[Written task] Give every line of the material again, exactly as written.

(Part of a data file)
>> start
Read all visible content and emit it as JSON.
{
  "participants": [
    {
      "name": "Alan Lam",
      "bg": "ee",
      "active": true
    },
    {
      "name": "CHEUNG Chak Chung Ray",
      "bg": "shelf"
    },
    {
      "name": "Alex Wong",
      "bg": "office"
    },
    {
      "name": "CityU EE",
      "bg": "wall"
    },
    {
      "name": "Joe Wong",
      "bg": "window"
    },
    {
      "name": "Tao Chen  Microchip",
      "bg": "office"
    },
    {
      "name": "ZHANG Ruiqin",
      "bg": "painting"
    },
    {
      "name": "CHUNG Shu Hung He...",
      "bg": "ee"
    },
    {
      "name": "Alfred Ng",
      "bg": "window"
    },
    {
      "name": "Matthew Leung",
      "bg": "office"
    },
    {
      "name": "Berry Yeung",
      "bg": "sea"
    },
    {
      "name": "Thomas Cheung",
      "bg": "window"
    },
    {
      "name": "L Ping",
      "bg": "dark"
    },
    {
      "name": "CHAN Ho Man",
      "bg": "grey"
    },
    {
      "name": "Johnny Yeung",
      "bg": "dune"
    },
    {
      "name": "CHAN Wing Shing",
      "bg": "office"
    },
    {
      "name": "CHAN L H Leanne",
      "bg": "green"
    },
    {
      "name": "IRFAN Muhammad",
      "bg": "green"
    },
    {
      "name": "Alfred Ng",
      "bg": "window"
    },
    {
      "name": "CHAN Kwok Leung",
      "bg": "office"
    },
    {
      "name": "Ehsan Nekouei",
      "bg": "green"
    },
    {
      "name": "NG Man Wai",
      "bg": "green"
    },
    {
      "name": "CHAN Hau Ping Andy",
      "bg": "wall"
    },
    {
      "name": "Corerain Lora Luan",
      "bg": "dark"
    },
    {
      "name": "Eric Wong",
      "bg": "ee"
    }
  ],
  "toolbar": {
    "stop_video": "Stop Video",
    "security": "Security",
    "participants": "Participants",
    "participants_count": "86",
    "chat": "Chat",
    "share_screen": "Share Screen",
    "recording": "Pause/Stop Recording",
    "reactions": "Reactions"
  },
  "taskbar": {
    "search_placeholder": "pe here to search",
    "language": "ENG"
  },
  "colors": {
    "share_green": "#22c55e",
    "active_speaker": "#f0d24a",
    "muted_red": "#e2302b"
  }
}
>> end
[Complete answer]
Read all visible content and emit it as JSON.
{
  "participants": [
    {
      "name": "Alan Lam",
      "bg": "ee",
      "active": true
    },
    {
      "name": "CHEUNG Chak Chung Ray",
      "bg": "shelf"
    },
    {
      "name": "Alex Wong",
      "bg": "office"
    },
    {
      "name": "CityU EE",
      "bg": "wall"
    },
    {
      "name": "Joe Wong",
      "bg": "window"
    },
    {
      "name": "Tao Chen  Microchip",
      "bg": "office"
    },
    {
      "name": "ZHANG Ruiqin",
      "bg": "painting"
    },
    {
      "name": "CHUNG Shu Hung He...",
      "bg": "ee"
    },
    {
      "name": "Alfred Ng",
      "bg": "window"
    },
    {
      "name": "Matthew Leung",
      "bg": "office"
    },
    {
      "name": "Berry Yeung",
      "bg": "sea"
    },
    {
      "name": "Thomas Cheung",
      "bg": "window"
    },
    {
      "name": "L Ping",
      "bg": "dark"
    },
    {
      "name": "CHAN Ho Man",
      "bg": "grey"
    },
    {
      "name": "Johnny Yeung",
      "bg": "dune"
    },
    {
      "name": "CHAN Wing Shing",
      "bg": "office"
    },
    {
      "name": "CHAN L H Leanne",
      "bg": "green"
    },
    {
      "name": "IRFAN Muhammad",
      "bg": "green"
    },
    {
      "name": "Alfred Ng",
      "bg": "window"
    },
    {
      "name": "CHAN Kwok Leung",
      "bg": "office"
    },
    {
      "name": "Ehsan Nekouei",
      "bg": "green"
    },
    {
      "name": "NG Man Wai",
      "bg": "green"
    },
    {
      "name": "CHAN Hau Ping Andy",
      "bg": "wall"
    },
    {
      "name": "Corerain Lora Luan",
      "bg": "dark"
    },
    {
      "name": "Eric Wong",
      "bg": "ee"
    }
  ],
  "toolbar": {
    "stop_video": "Stop Video",
    "security": "Security",
    "participants": "Participants",
    "participants_count": "86",
    "chat": "Chat",
    "share_screen": "Share Screen",
    "recording": "Pause/Stop Recording",
    "reactions": "Reactions"
  },
  "taskbar": {
    "search_placeholder": "pe here to search",
    "language": "ENG"
  },
  "colors": {
    "share_green": "#22c55e",
    "active_speaker": "#f0d24a",
    "muted_red": "#e2302b"
  }
}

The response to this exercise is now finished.